_SELECTED EXTRACT_:
──────────────────────────────
May 28, 2015 by Melina 5 Comments

the pagoda

Please Ignore Vera Dietz is a very good book.  It was an even better book for me because I have lived my entire life (aside from college) about a half an hour away from Reading, PA.  Reading, PA is not a very nice place in most areas (no offense Reading, I still love ya baby!). It’s a depressed town that seems to continue to crumble apart over time, but…they have the Pagoda.  It was built in the early 1900’s and it was supposed to be a luxury resort but bank loan problems and the denial of a liquor license turned the Pagoda into a really pretty, really useless piece of property.  But that didn’t stop me and everyone else from loving it.  I have great memories of heading up there with my dad and exploring (read: TRESPASSING before it got restored and became a place you’re allowed to visit now); somewhere I have a few pics of that day, I’ll have to find them.  These memories have very little to do with the book, because I told my dad everything and we had a very warm (read: often tumultuous but extremely loving) relationship.  Vera and her father love each other, but they don’t know how to love each other and so neither of them are feeling loved.
──────────────────────────────
_MATERIAL PROVIDED_:

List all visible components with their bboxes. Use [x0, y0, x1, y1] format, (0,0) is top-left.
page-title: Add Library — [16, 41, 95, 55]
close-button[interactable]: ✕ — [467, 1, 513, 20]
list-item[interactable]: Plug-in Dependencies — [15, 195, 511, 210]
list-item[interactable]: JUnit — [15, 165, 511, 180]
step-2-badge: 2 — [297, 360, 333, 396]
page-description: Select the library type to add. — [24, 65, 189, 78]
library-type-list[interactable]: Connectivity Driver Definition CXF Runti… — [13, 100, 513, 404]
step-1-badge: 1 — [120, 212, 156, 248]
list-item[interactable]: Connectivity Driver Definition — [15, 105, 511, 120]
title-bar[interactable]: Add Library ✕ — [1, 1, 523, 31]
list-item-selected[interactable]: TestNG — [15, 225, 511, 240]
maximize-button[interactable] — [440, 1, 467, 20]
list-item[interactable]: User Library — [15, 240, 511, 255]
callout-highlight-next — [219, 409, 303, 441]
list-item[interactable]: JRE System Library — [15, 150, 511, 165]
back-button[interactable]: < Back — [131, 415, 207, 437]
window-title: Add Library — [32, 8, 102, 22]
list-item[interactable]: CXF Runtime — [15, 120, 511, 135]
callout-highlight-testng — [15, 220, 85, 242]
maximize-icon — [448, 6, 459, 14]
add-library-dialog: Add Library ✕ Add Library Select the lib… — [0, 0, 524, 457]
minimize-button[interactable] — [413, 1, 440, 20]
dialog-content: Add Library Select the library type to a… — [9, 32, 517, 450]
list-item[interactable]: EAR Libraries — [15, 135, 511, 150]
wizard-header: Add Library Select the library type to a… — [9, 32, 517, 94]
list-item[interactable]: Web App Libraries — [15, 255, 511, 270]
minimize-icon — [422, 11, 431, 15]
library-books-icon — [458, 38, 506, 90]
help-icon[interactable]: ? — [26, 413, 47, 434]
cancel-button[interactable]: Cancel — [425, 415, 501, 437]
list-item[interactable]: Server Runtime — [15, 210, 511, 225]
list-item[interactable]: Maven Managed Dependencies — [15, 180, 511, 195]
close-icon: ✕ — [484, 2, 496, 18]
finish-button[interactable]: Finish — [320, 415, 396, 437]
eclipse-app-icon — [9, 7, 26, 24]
──────────────────────────────
_WHAT YOU WILL DO_:
According to the post, what turned the Pagoda into a useless piece of property? The rows play no part in what comes next.

_EXERCISE ANSWER_:
Bank loan problems and the denial of a liquor license.